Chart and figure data
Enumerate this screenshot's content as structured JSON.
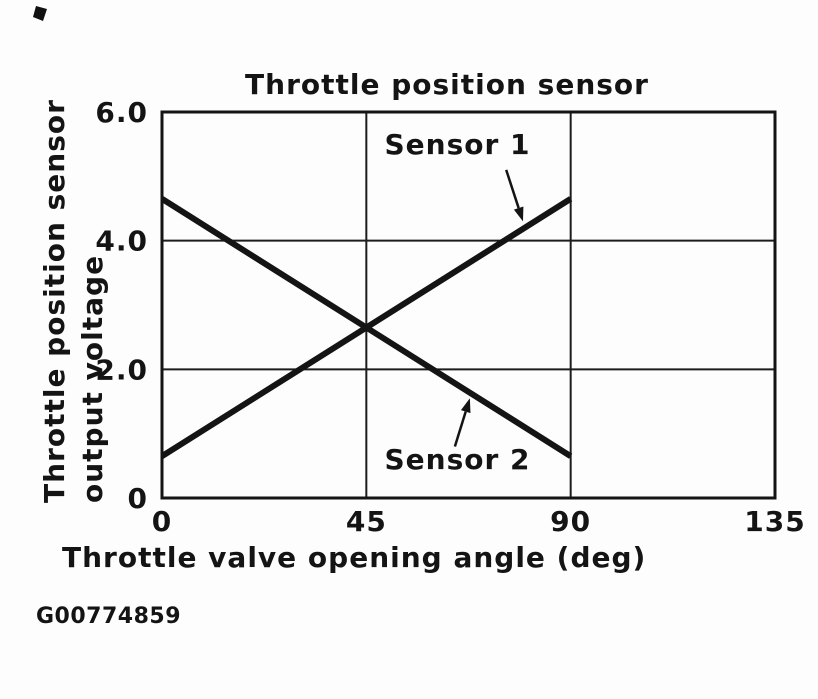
{
  "figure_id": "G00774859",
  "chart_data": {
    "type": "line",
    "title": "Throttle position sensor",
    "xlabel": "Throttle valve opening angle (deg)",
    "ylabel": "Throttle position sensor output voltage",
    "ylabel_lines": [
      "Throttle position sensor",
      "output voltage"
    ],
    "xlim": [
      0,
      135
    ],
    "ylim": [
      0,
      6
    ],
    "xticks": [
      0,
      45,
      90,
      135
    ],
    "xtick_labels": [
      "0",
      "45",
      "90",
      "135"
    ],
    "yticks": [
      0,
      2,
      4,
      6
    ],
    "ytick_labels": [
      "0",
      "2.0",
      "4.0",
      "6.0"
    ],
    "grid": true,
    "grid_x": [
      45,
      90
    ],
    "grid_y": [
      2.0,
      4.0
    ],
    "legend_position": "none",
    "line_color": "#141414",
    "series": [
      {
        "name": "Sensor 1",
        "x": [
          0,
          90
        ],
        "y": [
          0.65,
          4.65
        ]
      },
      {
        "name": "Sensor 2",
        "x": [
          0,
          90
        ],
        "y": [
          4.65,
          0.65
        ]
      }
    ],
    "annotations": [
      {
        "label": "Sensor 1",
        "text_at": [
          49,
          5.35
        ],
        "arrow_from": [
          75.8,
          5.1
        ],
        "arrow_to": [
          79.5,
          4.3
        ]
      },
      {
        "label": "Sensor 2",
        "text_at": [
          49,
          0.45
        ],
        "arrow_from": [
          64.5,
          0.8
        ],
        "arrow_to": [
          67.8,
          1.55
        ]
      }
    ]
  }
}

> **TASK BRIEF**: Every line of the records that includes the word "output" should be gathered.

> **WRITTEN RESPONSE**:
    "ylabel": "Throttle position sensor output voltage",
      "output voltage"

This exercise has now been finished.